EXTRACTED DATA:
==============================

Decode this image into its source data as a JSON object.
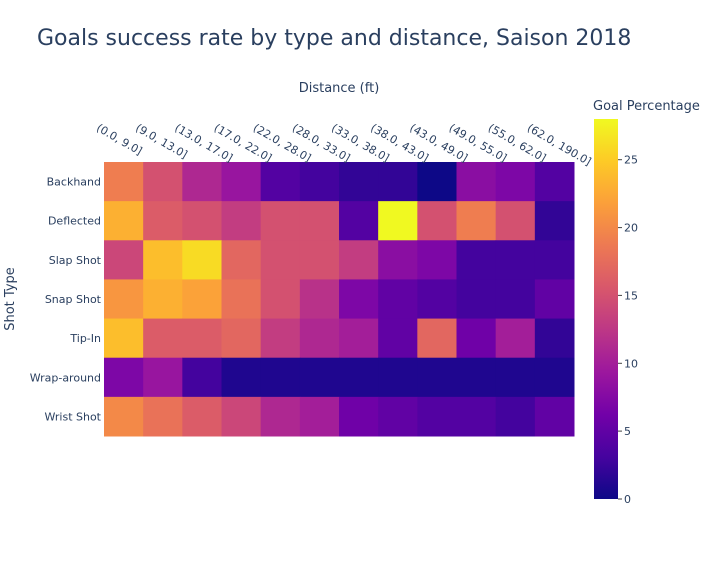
{
  "chart_data": {
    "type": "heatmap",
    "title": "Goals success rate by type and distance, Saison 2018",
    "xlabel": "Distance (ft)",
    "ylabel": "Shot Type",
    "x": [
      "(0.0, 9.0]",
      "(9.0, 13.0]",
      "(13.0, 17.0]",
      "(17.0, 22.0]",
      "(22.0, 28.0]",
      "(28.0, 33.0]",
      "(33.0, 38.0]",
      "(38.0, 43.0]",
      "(43.0, 49.0]",
      "(49.0, 55.0]",
      "(55.0, 62.0]",
      "(62.0, 190.0]"
    ],
    "y": [
      "Backhand",
      "Deflected",
      "Slap Shot",
      "Snap Shot",
      "Tip-In",
      "Wrap-around",
      "Wrist Shot"
    ],
    "z": [
      [
        19,
        15,
        11,
        9,
        4,
        3,
        2,
        2,
        0,
        8,
        7,
        4
      ],
      [
        23,
        16,
        15,
        13,
        15,
        15,
        4,
        28,
        15,
        19,
        15,
        2
      ],
      [
        14,
        24,
        26,
        17,
        15,
        15,
        13,
        8,
        7,
        3,
        3,
        3
      ],
      [
        21,
        23,
        22,
        18,
        15,
        12,
        7,
        5,
        4,
        3,
        3,
        5
      ],
      [
        24,
        16,
        16,
        17,
        13,
        11,
        10,
        5,
        17,
        6,
        10,
        2
      ],
      [
        7,
        9,
        3,
        1,
        1,
        1,
        1,
        1,
        1,
        1,
        1,
        1
      ],
      [
        20,
        18,
        16,
        14,
        11,
        10,
        6,
        5,
        4,
        4,
        3,
        5
      ]
    ],
    "colorbar": {
      "title": "Goal Percentage",
      "range": [
        0,
        28
      ],
      "ticks": [
        0,
        5,
        10,
        15,
        20,
        25
      ],
      "colorscale": "plasma"
    }
  }
}
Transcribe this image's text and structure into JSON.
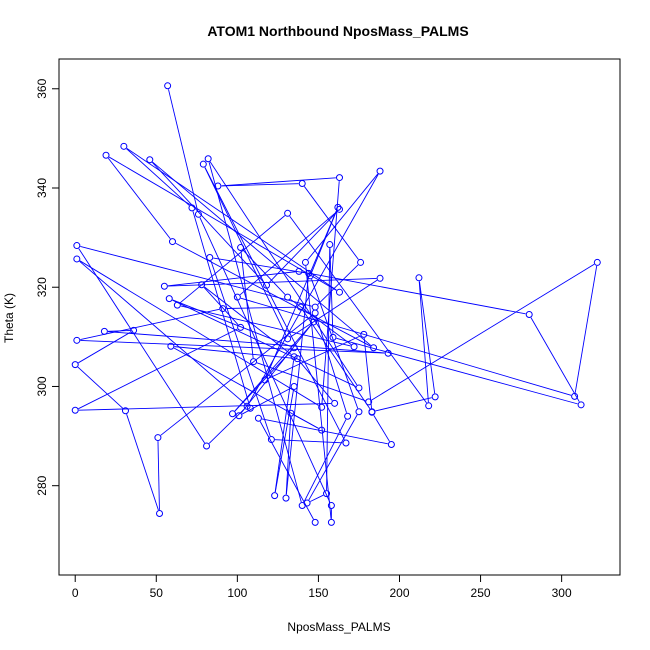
{
  "chart_data": {
    "type": "scatter",
    "title": "ATOM1 Northbound NposMass_PALMS",
    "xlabel": "NposMass_PALMS",
    "ylabel": "Theta (K)",
    "xlim": [
      -10,
      336
    ],
    "ylim": [
      262,
      366
    ],
    "xticks": [
      0,
      50,
      100,
      150,
      200,
      250,
      300
    ],
    "yticks": [
      280,
      300,
      320,
      340,
      360
    ],
    "grid": false,
    "legend": "none",
    "colors": {
      "series": "#0000ff",
      "axes": "#000000",
      "background": "#ffffff"
    },
    "series": [
      {
        "marker": "open-circle",
        "connected": true,
        "points": [
          [
            57,
            360.6
          ],
          [
            76,
            334.7
          ],
          [
            158,
            276
          ],
          [
            158,
            272.6
          ],
          [
            142,
            325
          ],
          [
            188,
            343.4
          ],
          [
            106,
            296
          ],
          [
            81,
            288
          ],
          [
            1,
            328.4
          ],
          [
            148,
            316
          ],
          [
            176,
            325
          ],
          [
            140,
            340.9
          ],
          [
            88,
            340.4
          ],
          [
            163,
            342.1
          ],
          [
            152,
            295.8
          ],
          [
            1,
            325.7
          ],
          [
            108,
            295.6
          ],
          [
            72,
            336
          ],
          [
            30,
            348.4
          ],
          [
            163,
            319
          ],
          [
            19,
            346.6
          ],
          [
            60,
            329.2
          ],
          [
            184,
            307.8
          ],
          [
            46,
            345.7
          ],
          [
            118,
            320.4
          ],
          [
            163,
            335.7
          ],
          [
            100,
            318
          ],
          [
            308,
            298
          ],
          [
            322,
            325
          ],
          [
            181,
            296.9
          ],
          [
            110,
            305
          ],
          [
            102,
            328
          ],
          [
            131,
            318
          ],
          [
            172,
            308
          ],
          [
            63,
            316.4
          ],
          [
            131,
            334.9
          ],
          [
            218,
            296.1
          ],
          [
            212,
            321.9
          ],
          [
            222,
            297.9
          ],
          [
            183,
            294.9
          ],
          [
            139,
            316
          ],
          [
            91,
            315.7
          ],
          [
            1,
            309.3
          ],
          [
            193,
            306.7
          ],
          [
            18,
            311.1
          ],
          [
            36,
            311.3
          ],
          [
            0,
            304.4
          ],
          [
            31,
            295.1
          ],
          [
            52,
            274.4
          ],
          [
            51,
            289.7
          ],
          [
            148,
            314.8
          ],
          [
            168,
            294
          ],
          [
            140,
            276
          ],
          [
            82,
            345.9
          ],
          [
            175,
            299.7
          ],
          [
            58,
            317.7
          ],
          [
            135,
            307.8
          ],
          [
            97,
            294.5
          ],
          [
            147,
            313
          ],
          [
            101,
            294.1
          ],
          [
            135,
            300
          ],
          [
            123,
            278
          ],
          [
            135,
            306
          ],
          [
            78,
            320.5
          ],
          [
            102,
            311.9
          ],
          [
            0,
            295.2
          ],
          [
            160,
            296.6
          ],
          [
            137,
            305.6
          ],
          [
            59,
            308.1
          ],
          [
            152,
            291.2
          ],
          [
            133,
            294.6
          ],
          [
            130,
            277.5
          ],
          [
            144,
            322.8
          ],
          [
            83,
            326
          ],
          [
            121,
            289.3
          ],
          [
            167,
            288.6
          ],
          [
            79,
            344.8
          ],
          [
            131,
            309.6
          ],
          [
            188,
            321.8
          ],
          [
            55,
            320.2
          ],
          [
            138,
            323.2
          ],
          [
            280,
            314.5
          ],
          [
            312,
            296.3
          ],
          [
            159,
            309.9
          ],
          [
            157,
            328.6
          ],
          [
            155,
            278.4
          ],
          [
            143,
            276.5
          ],
          [
            175,
            294.9
          ],
          [
            145,
            322.3
          ],
          [
            162,
            336.1
          ],
          [
            117,
            301.3
          ],
          [
            178,
            310.5
          ],
          [
            183,
            294.8
          ],
          [
            195,
            288.3
          ],
          [
            113,
            293.6
          ],
          [
            148,
            272.6
          ]
        ]
      }
    ]
  }
}
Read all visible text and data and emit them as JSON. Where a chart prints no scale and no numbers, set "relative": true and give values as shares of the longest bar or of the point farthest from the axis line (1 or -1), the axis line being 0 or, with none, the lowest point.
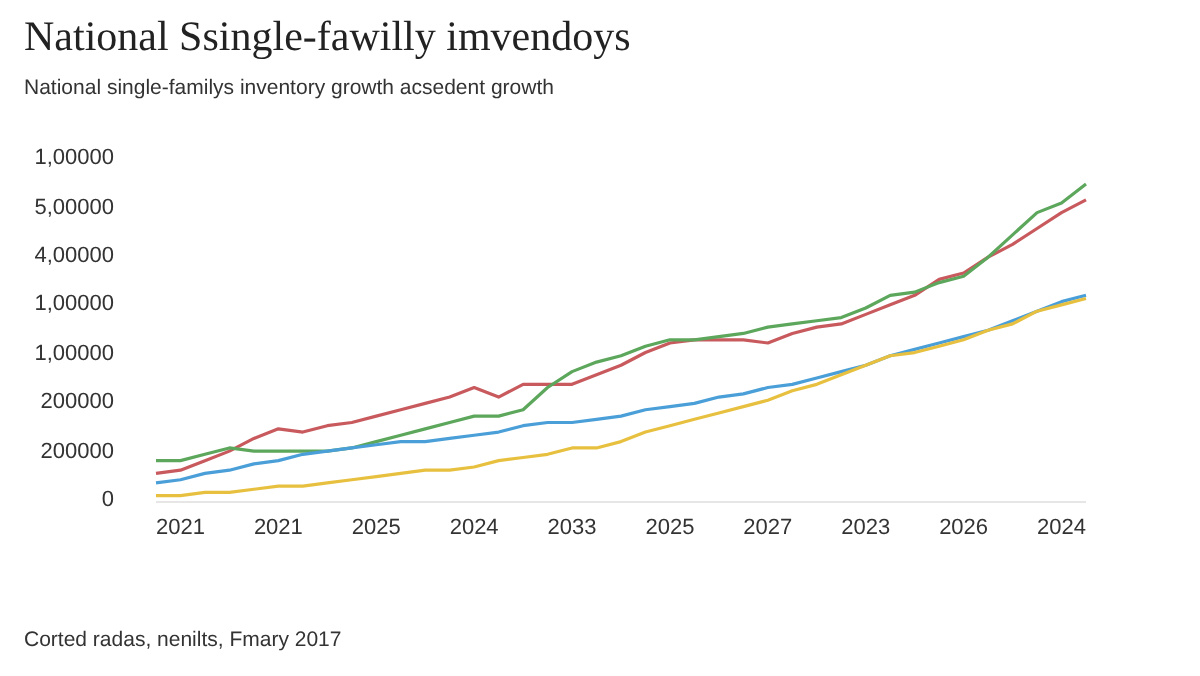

==============================

EXERCISE OBJECTIVE: From start to finish, output the listing exactly, but omit its pictures.

SOLUTION BELOW:
Decode this image into its source data as a JSON object.
{
  "chart_data": {
    "type": "heatmap",
    "title": "Goals success rate by type and distance, Saison 2018",
    "xlabel": "Distance (ft)",
    "ylabel": "Shot Type",
    "x": [
      "(0.0, 9.0]",
      "(9.0, 13.0]",
      "(13.0, 17.0]",
      "(17.0, 22.0]",
      "(22.0, 28.0]",
      "(28.0, 33.0]",
      "(33.0, 38.0]",
      "(38.0, 43.0]",
      "(43.0, 49.0]",
      "(49.0, 55.0]",
      "(55.0, 62.0]",
      "(62.0, 190.0]"
    ],
    "y": [
      "Backhand",
      "Deflected",
      "Slap Shot",
      "Snap Shot",
      "Tip-In",
      "Wrap-around",
      "Wrist Shot"
    ],
    "z": [
      [
        19,
        15,
        11,
        9,
        4,
        3,
        2,
        2,
        0,
        8,
        7,
        4
      ],
      [
        23,
        16,
        15,
        13,
        15,
        15,
        4,
        28,
        15,
        19,
        15,
        2
      ],
      [
        14,
        24,
        26,
        17,
        15,
        15,
        13,
        8,
        7,
        3,
        3,
        3
      ],
      [
        21,
        23,
        22,
        18,
        15,
        12,
        7,
        5,
        4,
        3,
        3,
        5
      ],
      [
        24,
        16,
        16,
        17,
        13,
        11,
        10,
        5,
        17,
        6,
        10,
        2
      ],
      [
        7,
        9,
        3,
        1,
        1,
        1,
        1,
        1,
        1,
        1,
        1,
        1
      ],
      [
        20,
        18,
        16,
        14,
        11,
        10,
        6,
        5,
        4,
        4,
        3,
        5
      ]
    ],
    "colorbar": {
      "title": "Goal Percentage",
      "range": [
        0,
        28
      ],
      "ticks": [
        0,
        5,
        10,
        15,
        20,
        25
      ],
      "colorscale": "plasma"
    }
  }
}
Transcribe this image's text and structure into JSON.
{
  "chart_data": {
    "type": "scatter",
    "title": "ATOM1 Northbound NposMass_PALMS",
    "xlabel": "NposMass_PALMS",
    "ylabel": "Theta (K)",
    "xlim": [
      -10,
      336
    ],
    "ylim": [
      262,
      366
    ],
    "xticks": [
      0,
      50,
      100,
      150,
      200,
      250,
      300
    ],
    "yticks": [
      280,
      300,
      320,
      340,
      360
    ],
    "grid": false,
    "legend": "none",
    "colors": {
      "series": "#0000ff",
      "axes": "#000000",
      "background": "#ffffff"
    },
    "series": [
      {
        "marker": "open-circle",
        "connected": true,
        "points": [
          [
            57,
            360.6
          ],
          [
            76,
            334.7
          ],
          [
            158,
            276
          ],
          [
            158,
            272.6
          ],
          [
            142,
            325
          ],
          [
            188,
            343.4
          ],
          [
            106,
            296
          ],
          [
            81,
            288
          ],
          [
            1,
            328.4
          ],
          [
            148,
            316
          ],
          [
            176,
            325
          ],
          [
            140,
            340.9
          ],
          [
            88,
            340.4
          ],
          [
            163,
            342.1
          ],
          [
            152,
            295.8
          ],
          [
            1,
            325.7
          ],
          [
            108,
            295.6
          ],
          [
            72,
            336
          ],
          [
            30,
            348.4
          ],
          [
            163,
            319
          ],
          [
            19,
            346.6
          ],
          [
            60,
            329.2
          ],
          [
            184,
            307.8
          ],
          [
            46,
            345.7
          ],
          [
            118,
            320.4
          ],
          [
            163,
            335.7
          ],
          [
            100,
            318
          ],
          [
            308,
            298
          ],
          [
            322,
            325
          ],
          [
            181,
            296.9
          ],
          [
            110,
            305
          ],
          [
            102,
            328
          ],
          [
            131,
            318
          ],
          [
            172,
            308
          ],
          [
            63,
            316.4
          ],
          [
            131,
            334.9
          ],
          [
            218,
            296.1
          ],
          [
            212,
            321.9
          ],
          [
            222,
            297.9
          ],
          [
            183,
            294.9
          ],
          [
            139,
            316
          ],
          [
            91,
            315.7
          ],
          [
            1,
            309.3
          ],
          [
            193,
            306.7
          ],
          [
            18,
            311.1
          ],
          [
            36,
            311.3
          ],
          [
            0,
            304.4
          ],
          [
            31,
            295.1
          ],
          [
            52,
            274.4
          ],
          [
            51,
            289.7
          ],
          [
            148,
            314.8
          ],
          [
            168,
            294
          ],
          [
            140,
            276
          ],
          [
            82,
            345.9
          ],
          [
            175,
            299.7
          ],
          [
            58,
            317.7
          ],
          [
            135,
            307.8
          ],
          [
            97,
            294.5
          ],
          [
            147,
            313
          ],
          [
            101,
            294.1
          ],
          [
            135,
            300
          ],
          [
            123,
            278
          ],
          [
            135,
            306
          ],
          [
            78,
            320.5
          ],
          [
            102,
            311.9
          ],
          [
            0,
            295.2
          ],
          [
            160,
            296.6
          ],
          [
            137,
            305.6
          ],
          [
            59,
            308.1
          ],
          [
            152,
            291.2
          ],
          [
            133,
            294.6
          ],
          [
            130,
            277.5
          ],
          [
            144,
            322.8
          ],
          [
            83,
            326
          ],
          [
            121,
            289.3
          ],
          [
            167,
            288.6
          ],
          [
            79,
            344.8
          ],
          [
            131,
            309.6
          ],
          [
            188,
            321.8
          ],
          [
            55,
            320.2
          ],
          [
            138,
            323.2
          ],
          [
            280,
            314.5
          ],
          [
            312,
            296.3
          ],
          [
            159,
            309.9
          ],
          [
            157,
            328.6
          ],
          [
            155,
            278.4
          ],
          [
            143,
            276.5
          ],
          [
            175,
            294.9
          ],
          [
            145,
            322.3
          ],
          [
            162,
            336.1
          ],
          [
            117,
            301.3
          ],
          [
            178,
            310.5
          ],
          [
            183,
            294.8
          ],
          [
            195,
            288.3
          ],
          [
            113,
            293.6
          ],
          [
            148,
            272.6
          ]
        ]
      }
    ]
  }
}
Read all visible text and data and emit them as JSON. Where a chart prints no scale and no numbers, set "relative": true and give values as shares of the longest bar or of the point farthest from the axis line (1 or -1), the axis line being 0 or, with none, the lowest point.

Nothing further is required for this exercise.